WHAT YOU ARE ASKED TO DO:
How many lines in these records hold the string "image"? Reply with the number alone.
>>>>>
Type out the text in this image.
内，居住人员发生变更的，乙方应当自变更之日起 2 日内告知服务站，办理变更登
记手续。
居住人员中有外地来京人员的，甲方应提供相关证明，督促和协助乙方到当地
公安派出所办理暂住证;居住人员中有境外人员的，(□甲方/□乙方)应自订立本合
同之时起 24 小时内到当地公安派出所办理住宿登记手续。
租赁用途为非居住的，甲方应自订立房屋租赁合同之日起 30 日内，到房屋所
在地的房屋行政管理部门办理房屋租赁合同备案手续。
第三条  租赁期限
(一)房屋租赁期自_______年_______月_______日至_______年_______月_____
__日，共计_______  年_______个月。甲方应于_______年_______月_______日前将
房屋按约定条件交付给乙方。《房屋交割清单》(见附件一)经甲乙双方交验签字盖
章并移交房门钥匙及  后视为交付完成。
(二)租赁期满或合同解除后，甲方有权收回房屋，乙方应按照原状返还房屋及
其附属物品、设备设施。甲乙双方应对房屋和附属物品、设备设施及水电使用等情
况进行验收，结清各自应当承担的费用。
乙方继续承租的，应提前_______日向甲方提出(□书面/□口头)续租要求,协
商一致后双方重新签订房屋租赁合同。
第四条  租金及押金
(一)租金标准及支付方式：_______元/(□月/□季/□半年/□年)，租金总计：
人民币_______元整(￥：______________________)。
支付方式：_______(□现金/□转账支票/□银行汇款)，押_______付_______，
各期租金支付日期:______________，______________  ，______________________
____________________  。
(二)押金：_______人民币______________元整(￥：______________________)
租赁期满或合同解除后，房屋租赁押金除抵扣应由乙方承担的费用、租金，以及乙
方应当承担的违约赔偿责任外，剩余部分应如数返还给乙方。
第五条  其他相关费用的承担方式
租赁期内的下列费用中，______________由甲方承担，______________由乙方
<<<<<
>>>>>
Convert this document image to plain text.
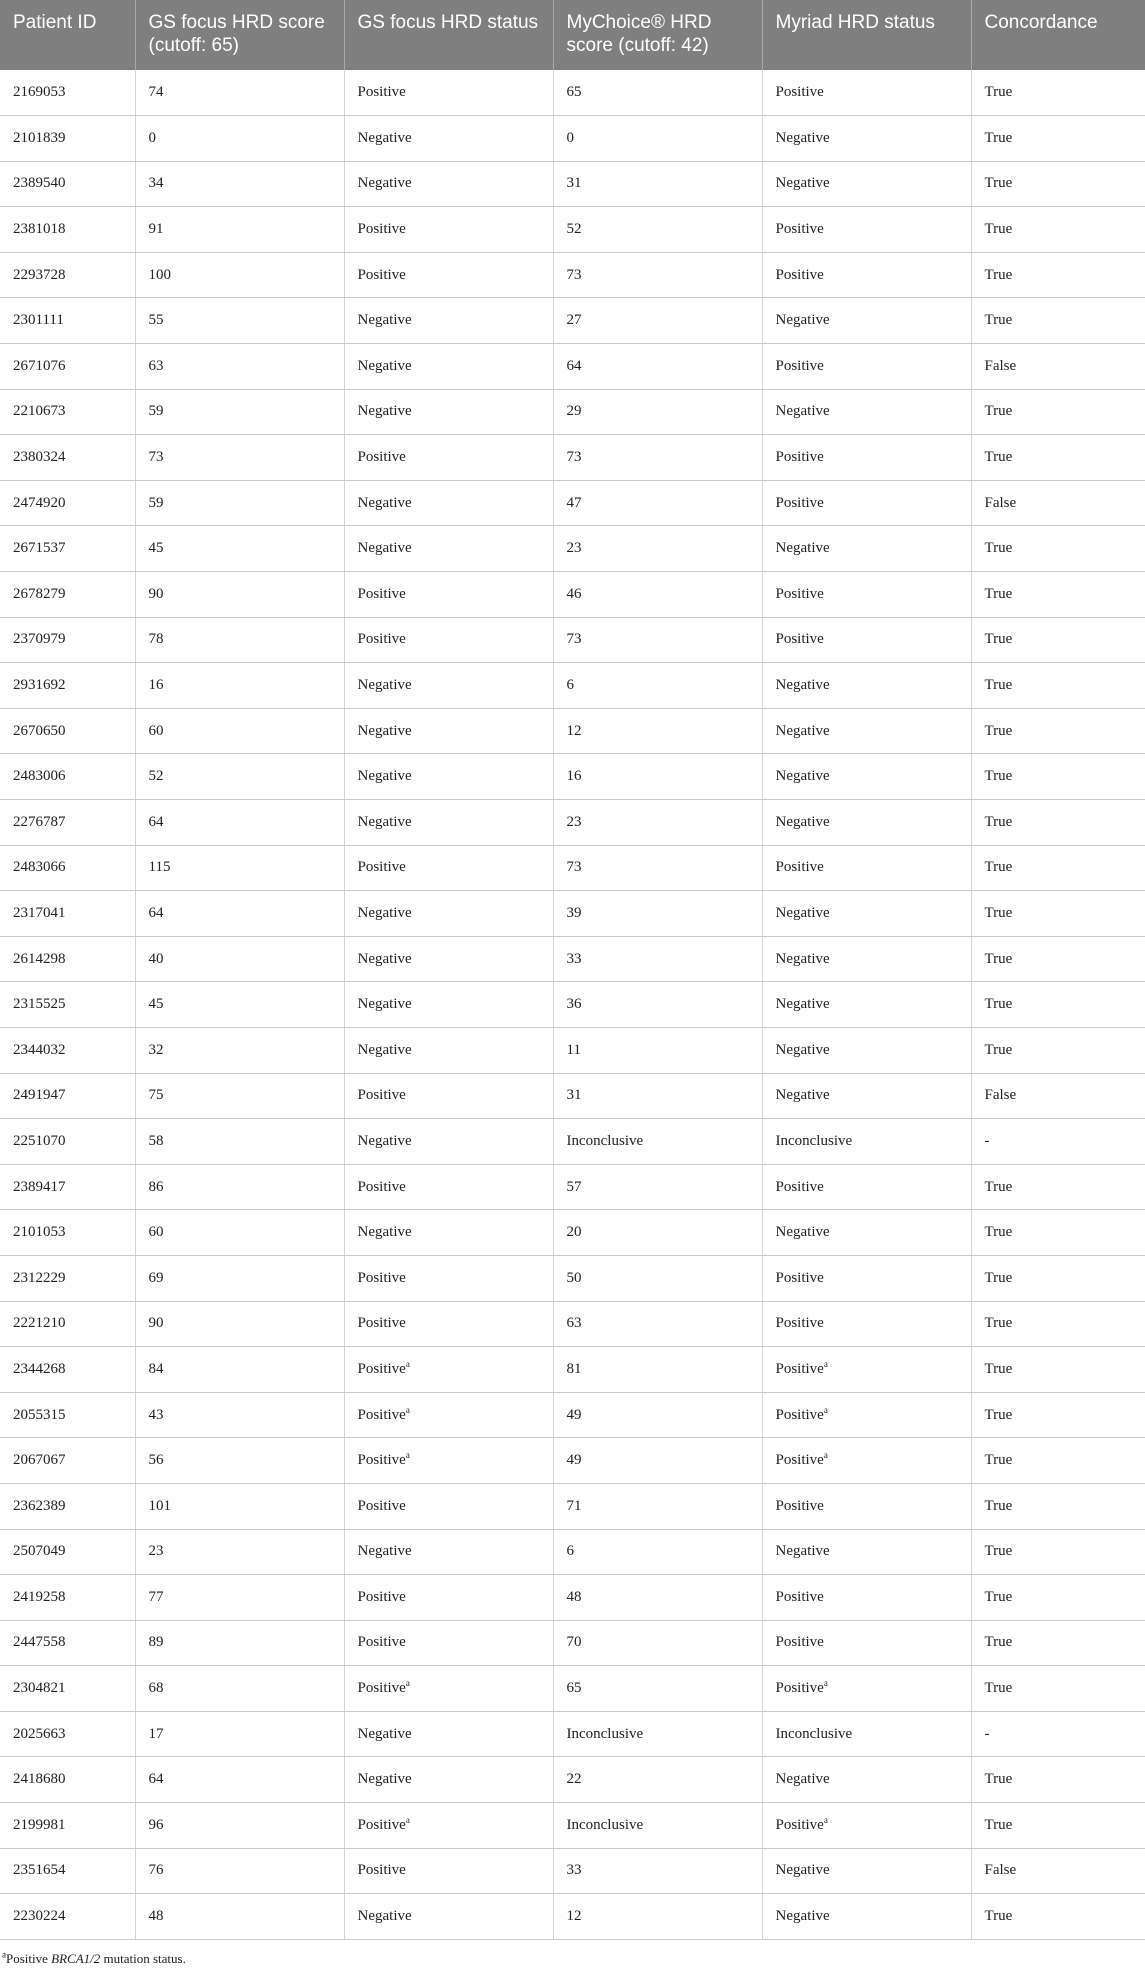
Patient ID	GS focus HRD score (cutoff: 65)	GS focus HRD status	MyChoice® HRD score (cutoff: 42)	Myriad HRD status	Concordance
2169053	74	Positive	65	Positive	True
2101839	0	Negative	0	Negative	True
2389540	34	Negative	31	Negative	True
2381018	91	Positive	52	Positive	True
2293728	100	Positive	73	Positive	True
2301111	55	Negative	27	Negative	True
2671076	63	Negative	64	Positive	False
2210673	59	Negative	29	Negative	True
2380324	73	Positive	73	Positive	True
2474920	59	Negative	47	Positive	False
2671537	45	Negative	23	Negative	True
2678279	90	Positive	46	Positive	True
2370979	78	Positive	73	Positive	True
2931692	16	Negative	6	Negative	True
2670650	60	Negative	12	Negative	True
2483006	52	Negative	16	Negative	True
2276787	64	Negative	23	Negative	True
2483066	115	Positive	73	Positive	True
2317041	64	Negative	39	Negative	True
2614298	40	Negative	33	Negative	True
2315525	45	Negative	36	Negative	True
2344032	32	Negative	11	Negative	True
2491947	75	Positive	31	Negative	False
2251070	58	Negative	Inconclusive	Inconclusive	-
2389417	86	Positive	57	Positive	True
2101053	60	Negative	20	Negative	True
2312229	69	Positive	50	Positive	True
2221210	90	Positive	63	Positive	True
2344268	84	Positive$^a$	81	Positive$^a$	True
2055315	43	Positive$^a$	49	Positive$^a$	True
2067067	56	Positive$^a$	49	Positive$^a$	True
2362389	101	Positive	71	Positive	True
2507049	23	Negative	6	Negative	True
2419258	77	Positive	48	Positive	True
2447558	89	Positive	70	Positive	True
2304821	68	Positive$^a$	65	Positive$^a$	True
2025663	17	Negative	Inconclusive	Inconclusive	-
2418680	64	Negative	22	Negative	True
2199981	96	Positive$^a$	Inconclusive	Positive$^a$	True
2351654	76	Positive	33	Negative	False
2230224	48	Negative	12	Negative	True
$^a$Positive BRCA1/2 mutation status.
<<<<<
EXERCISE OUTPUT:
2